**Task to carry out**
Would you restate all the data that follows, word for word?

Lines of data:
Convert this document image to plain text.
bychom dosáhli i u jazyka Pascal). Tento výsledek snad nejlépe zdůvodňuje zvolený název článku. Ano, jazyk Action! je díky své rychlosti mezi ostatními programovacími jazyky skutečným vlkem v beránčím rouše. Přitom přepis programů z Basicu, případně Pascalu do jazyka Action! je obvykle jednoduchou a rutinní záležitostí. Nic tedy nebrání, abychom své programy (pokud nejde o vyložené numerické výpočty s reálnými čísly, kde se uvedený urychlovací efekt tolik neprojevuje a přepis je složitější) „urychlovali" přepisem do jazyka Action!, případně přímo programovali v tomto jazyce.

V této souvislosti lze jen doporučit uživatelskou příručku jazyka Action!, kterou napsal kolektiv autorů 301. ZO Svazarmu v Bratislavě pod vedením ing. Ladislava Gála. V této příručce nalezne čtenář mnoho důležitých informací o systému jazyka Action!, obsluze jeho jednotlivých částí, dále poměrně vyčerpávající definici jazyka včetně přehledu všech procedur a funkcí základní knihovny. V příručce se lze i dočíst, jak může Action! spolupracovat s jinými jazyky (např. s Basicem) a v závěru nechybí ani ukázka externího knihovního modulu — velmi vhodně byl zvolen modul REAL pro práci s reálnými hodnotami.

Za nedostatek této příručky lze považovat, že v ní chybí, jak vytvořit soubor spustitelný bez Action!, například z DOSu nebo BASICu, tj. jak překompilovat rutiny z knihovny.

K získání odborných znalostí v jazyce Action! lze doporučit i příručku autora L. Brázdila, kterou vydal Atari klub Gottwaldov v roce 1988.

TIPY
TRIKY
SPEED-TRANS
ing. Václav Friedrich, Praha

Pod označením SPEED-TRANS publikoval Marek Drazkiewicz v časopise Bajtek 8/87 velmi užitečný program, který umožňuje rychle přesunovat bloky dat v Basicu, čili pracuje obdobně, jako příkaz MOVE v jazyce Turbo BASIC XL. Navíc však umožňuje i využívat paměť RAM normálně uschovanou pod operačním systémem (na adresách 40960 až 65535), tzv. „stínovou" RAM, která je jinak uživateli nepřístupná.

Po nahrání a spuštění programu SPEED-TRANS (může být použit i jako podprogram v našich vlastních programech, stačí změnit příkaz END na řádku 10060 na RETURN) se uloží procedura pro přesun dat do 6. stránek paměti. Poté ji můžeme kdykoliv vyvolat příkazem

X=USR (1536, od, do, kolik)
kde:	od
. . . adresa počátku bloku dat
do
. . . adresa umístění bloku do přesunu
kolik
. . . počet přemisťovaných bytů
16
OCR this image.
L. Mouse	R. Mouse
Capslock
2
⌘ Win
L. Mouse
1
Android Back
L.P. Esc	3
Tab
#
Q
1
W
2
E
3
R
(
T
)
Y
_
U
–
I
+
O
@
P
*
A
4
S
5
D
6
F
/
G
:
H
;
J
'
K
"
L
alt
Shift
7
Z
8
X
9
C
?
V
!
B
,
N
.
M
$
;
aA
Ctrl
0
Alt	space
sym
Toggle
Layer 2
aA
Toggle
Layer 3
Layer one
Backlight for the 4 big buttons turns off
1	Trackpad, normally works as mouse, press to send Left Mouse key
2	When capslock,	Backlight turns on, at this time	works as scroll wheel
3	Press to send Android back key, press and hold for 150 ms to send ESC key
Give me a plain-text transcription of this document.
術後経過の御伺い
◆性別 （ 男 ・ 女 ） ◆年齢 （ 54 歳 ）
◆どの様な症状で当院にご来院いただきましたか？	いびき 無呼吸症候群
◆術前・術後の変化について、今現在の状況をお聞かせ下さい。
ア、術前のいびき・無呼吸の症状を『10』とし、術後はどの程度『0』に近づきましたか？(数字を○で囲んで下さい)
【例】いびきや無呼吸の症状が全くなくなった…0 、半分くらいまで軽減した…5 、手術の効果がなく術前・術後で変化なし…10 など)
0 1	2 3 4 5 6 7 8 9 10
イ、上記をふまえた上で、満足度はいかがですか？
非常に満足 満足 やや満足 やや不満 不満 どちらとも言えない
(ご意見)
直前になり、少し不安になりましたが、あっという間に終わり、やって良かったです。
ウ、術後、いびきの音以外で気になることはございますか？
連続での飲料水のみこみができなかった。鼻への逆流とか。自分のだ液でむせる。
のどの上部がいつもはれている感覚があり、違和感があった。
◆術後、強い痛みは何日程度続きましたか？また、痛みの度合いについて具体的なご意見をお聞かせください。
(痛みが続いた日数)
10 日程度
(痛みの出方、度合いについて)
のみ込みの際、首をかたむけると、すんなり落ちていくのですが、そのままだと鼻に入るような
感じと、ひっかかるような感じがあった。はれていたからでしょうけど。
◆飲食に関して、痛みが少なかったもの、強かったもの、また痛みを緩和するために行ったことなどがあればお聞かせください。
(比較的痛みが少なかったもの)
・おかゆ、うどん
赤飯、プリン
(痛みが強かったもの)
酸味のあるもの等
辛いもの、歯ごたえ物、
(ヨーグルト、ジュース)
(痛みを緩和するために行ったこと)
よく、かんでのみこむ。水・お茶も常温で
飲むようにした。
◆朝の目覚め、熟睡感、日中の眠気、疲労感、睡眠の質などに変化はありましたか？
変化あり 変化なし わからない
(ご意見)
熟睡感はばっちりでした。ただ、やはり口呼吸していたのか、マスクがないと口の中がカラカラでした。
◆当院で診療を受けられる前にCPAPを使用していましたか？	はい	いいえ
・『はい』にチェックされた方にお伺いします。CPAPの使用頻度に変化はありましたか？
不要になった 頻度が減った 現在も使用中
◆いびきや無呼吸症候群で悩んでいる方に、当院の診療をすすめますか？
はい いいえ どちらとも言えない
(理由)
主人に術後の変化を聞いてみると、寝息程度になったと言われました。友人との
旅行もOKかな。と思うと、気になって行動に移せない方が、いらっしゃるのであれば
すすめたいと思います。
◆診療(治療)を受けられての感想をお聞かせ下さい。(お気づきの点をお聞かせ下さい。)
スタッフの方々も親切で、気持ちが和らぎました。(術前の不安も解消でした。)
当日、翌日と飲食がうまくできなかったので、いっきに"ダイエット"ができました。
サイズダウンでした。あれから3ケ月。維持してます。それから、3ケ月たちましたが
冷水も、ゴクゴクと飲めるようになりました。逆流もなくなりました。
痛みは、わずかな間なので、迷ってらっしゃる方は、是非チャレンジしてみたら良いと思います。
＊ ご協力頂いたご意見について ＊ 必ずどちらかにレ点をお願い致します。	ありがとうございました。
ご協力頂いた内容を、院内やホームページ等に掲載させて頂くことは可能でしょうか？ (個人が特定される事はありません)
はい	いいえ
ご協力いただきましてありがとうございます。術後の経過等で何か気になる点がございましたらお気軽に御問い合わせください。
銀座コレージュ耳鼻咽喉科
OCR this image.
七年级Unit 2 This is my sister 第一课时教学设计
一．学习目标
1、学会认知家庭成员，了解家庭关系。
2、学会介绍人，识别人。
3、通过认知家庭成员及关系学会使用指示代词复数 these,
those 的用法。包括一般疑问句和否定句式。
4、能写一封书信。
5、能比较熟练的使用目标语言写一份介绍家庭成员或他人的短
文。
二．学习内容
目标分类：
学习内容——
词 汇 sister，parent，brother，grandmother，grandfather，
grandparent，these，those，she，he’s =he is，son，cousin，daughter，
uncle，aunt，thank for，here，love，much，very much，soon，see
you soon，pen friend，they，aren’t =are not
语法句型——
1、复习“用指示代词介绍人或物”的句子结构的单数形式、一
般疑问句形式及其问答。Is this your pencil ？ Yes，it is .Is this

**Written solution**
Convert this document image to plain text.
bychom dosáhli i u jazyka Pascal). Tento výsledek snad nejlépe zdůvodňuje zvolený název článku. Ano, jazyk Action! je díky své rychlosti mezi ostatními programovacími jazyky skutečným vlkem v beránčím rouše. Přitom přepis programů z Basicu, případně Pascalu do jazyka Action! je obvykle jednoduchou a rutinní záležitostí. Nic tedy nebrání, abychom své programy (pokud nejde o vyložené numerické výpočty s reálnými čísly, kde se uvedený urychlovací efekt tolik neprojevuje a přepis je složitější) „urychlovali" přepisem do jazyka Action!, případně přímo programovali v tomto jazyce.

V této souvislosti lze jen doporučit uživatelskou příručku jazyka Action!, kterou napsal kolektiv autorů 301. ZO Svazarmu v Bratislavě pod vedením ing. Ladislava Gála. V této příručce nalezne čtenář mnoho důležitých informací o systému jazyka Action!, obsluze jeho jednotlivých částí, dále poměrně vyčerpávající definici jazyka včetně přehledu všech procedur a funkcí základní knihovny. V příručce se lze i dočíst, jak může Action! spolupracovat s jinými jazyky (např. s Basicem) a v závěru nechybí ani ukázka externího knihovního modulu — velmi vhodně byl zvolen modul REAL pro práci s reálnými hodnotami.

Za nedostatek této příručky lze považovat, že v ní chybí, jak vytvořit soubor spustitelný bez Action!, například z DOSu nebo BASICu, tj. jak překompilovat rutiny z knihovny.

K získání odborných znalostí v jazyce Action! lze doporučit i příručku autora L. Brázdila, kterou vydal Atari klub Gottwaldov v roce 1988.

TIPY
TRIKY
SPEED-TRANS
ing. Václav Friedrich, Praha

Pod označením SPEED-TRANS publikoval Marek Drazkiewicz v časopise Bajtek 8/87 velmi užitečný program, který umožňuje rychle přesunovat bloky dat v Basicu, čili pracuje obdobně, jako příkaz MOVE v jazyce Turbo BASIC XL. Navíc však umožňuje i využívat paměť RAM normálně uschovanou pod operačním systémem (na adresách 40960 až 65535), tzv. „stínovou" RAM, která je jinak uživateli nepřístupná.

Po nahrání a spuštění programu SPEED-TRANS (může být použit i jako podprogram v našich vlastních programech, stačí změnit příkaz END na řádku 10060 na RETURN) se uloží procedura pro přesun dat do 6. stránek paměti. Poté ji můžeme kdykoliv vyvolat příkazem

X=USR (1536, od, do, kolik)
kde:	od
. . . adresa počátku bloku dat
do
. . . adresa umístění bloku do přesunu
kolik
. . . počet přemisťovaných bytů
16
OCR this image.
L. Mouse	R. Mouse
Capslock
2
⌘ Win
L. Mouse
1
Android Back
L.P. Esc	3
Tab
#
Q
1
W
2
E
3
R
(
T
)
Y
_
U
–
I
+
O
@
P
*
A
4
S
5
D
6
F
/
G
:
H
;
J
'
K
"
L
alt
Shift
7
Z
8
X
9
C
?
V
!
B
,
N
.
M
$
;
aA
Ctrl
0
Alt	space
sym
Toggle
Layer 2
aA
Toggle
Layer 3
Layer one
Backlight for the 4 big buttons turns off
1	Trackpad, normally works as mouse, press to send Left Mouse key
2	When capslock,	Backlight turns on, at this time	works as scroll wheel
3	Press to send Android back key, press and hold for 150 ms to send ESC key
Give me a plain-text transcription of this document.
術後経過の御伺い
◆性別 （ 男 ・ 女 ） ◆年齢 （ 54 歳 ）
◆どの様な症状で当院にご来院いただきましたか？	いびき 無呼吸症候群
◆術前・術後の変化について、今現在の状況をお聞かせ下さい。
ア、術前のいびき・無呼吸の症状を『10』とし、術後はどの程度『0』に近づきましたか？(数字を○で囲んで下さい)
【例】いびきや無呼吸の症状が全くなくなった…0 、半分くらいまで軽減した…5 、手術の効果がなく術前・術後で変化なし…10 など)
0 1	2 3 4 5 6 7 8 9 10
イ、上記をふまえた上で、満足度はいかがですか？
非常に満足 満足 やや満足 やや不満 不満 どちらとも言えない
(ご意見)
直前になり、少し不安になりましたが、あっという間に終わり、やって良かったです。
ウ、術後、いびきの音以外で気になることはございますか？
連続での飲料水のみこみができなかった。鼻への逆流とか。自分のだ液でむせる。
のどの上部がいつもはれている感覚があり、違和感があった。
◆術後、強い痛みは何日程度続きましたか？また、痛みの度合いについて具体的なご意見をお聞かせください。
(痛みが続いた日数)
10 日程度
(痛みの出方、度合いについて)
のみ込みの際、首をかたむけると、すんなり落ちていくのですが、そのままだと鼻に入るような
感じと、ひっかかるような感じがあった。はれていたからでしょうけど。
◆飲食に関して、痛みが少なかったもの、強かったもの、また痛みを緩和するために行ったことなどがあればお聞かせください。
(比較的痛みが少なかったもの)
・おかゆ、うどん
赤飯、プリン
(痛みが強かったもの)
酸味のあるもの等
辛いもの、歯ごたえ物、
(ヨーグルト、ジュース)
(痛みを緩和するために行ったこと)
よく、かんでのみこむ。水・お茶も常温で
飲むようにした。
◆朝の目覚め、熟睡感、日中の眠気、疲労感、睡眠の質などに変化はありましたか？
変化あり 変化なし わからない
(ご意見)
熟睡感はばっちりでした。ただ、やはり口呼吸していたのか、マスクがないと口の中がカラカラでした。
◆当院で診療を受けられる前にCPAPを使用していましたか？	はい	いいえ
・『はい』にチェックされた方にお伺いします。CPAPの使用頻度に変化はありましたか？
不要になった 頻度が減った 現在も使用中
◆いびきや無呼吸症候群で悩んでいる方に、当院の診療をすすめますか？
はい いいえ どちらとも言えない
(理由)
主人に術後の変化を聞いてみると、寝息程度になったと言われました。友人との
旅行もOKかな。と思うと、気になって行動に移せない方が、いらっしゃるのであれば
すすめたいと思います。
◆診療(治療)を受けられての感想をお聞かせ下さい。(お気づきの点をお聞かせ下さい。)
スタッフの方々も親切で、気持ちが和らぎました。(術前の不安も解消でした。)
当日、翌日と飲食がうまくできなかったので、いっきに"ダイエット"ができました。
サイズダウンでした。あれから3ケ月。維持してます。それから、3ケ月たちましたが
冷水も、ゴクゴクと飲めるようになりました。逆流もなくなりました。
痛みは、わずかな間なので、迷ってらっしゃる方は、是非チャレンジしてみたら良いと思います。
＊ ご協力頂いたご意見について ＊ 必ずどちらかにレ点をお願い致します。	ありがとうございました。
ご協力頂いた内容を、院内やホームページ等に掲載させて頂くことは可能でしょうか？ (個人が特定される事はありません)
はい	いいえ
ご協力いただきましてありがとうございます。術後の経過等で何か気になる点がございましたらお気軽に御問い合わせください。
銀座コレージュ耳鼻咽喉科
OCR this image.
七年级Unit 2 This is my sister 第一课时教学设计
一．学习目标
1、学会认知家庭成员，了解家庭关系。
2、学会介绍人，识别人。
3、通过认知家庭成员及关系学会使用指示代词复数 these,
those 的用法。包括一般疑问句和否定句式。
4、能写一封书信。
5、能比较熟练的使用目标语言写一份介绍家庭成员或他人的短
文。
二．学习内容
目标分类：
学习内容——
词 汇 sister，parent，brother，grandmother，grandfather，
grandparent，these，those，she，he’s =he is，son，cousin，daughter，
uncle，aunt，thank for，here，love，much，very much，soon，see
you soon，pen friend，they，aren’t =are not
语法句型——
1、复习“用指示代词介绍人或物”的句子结构的单数形式、一
般疑问句形式及其问答。Is this your pencil ？ Yes，it is .Is this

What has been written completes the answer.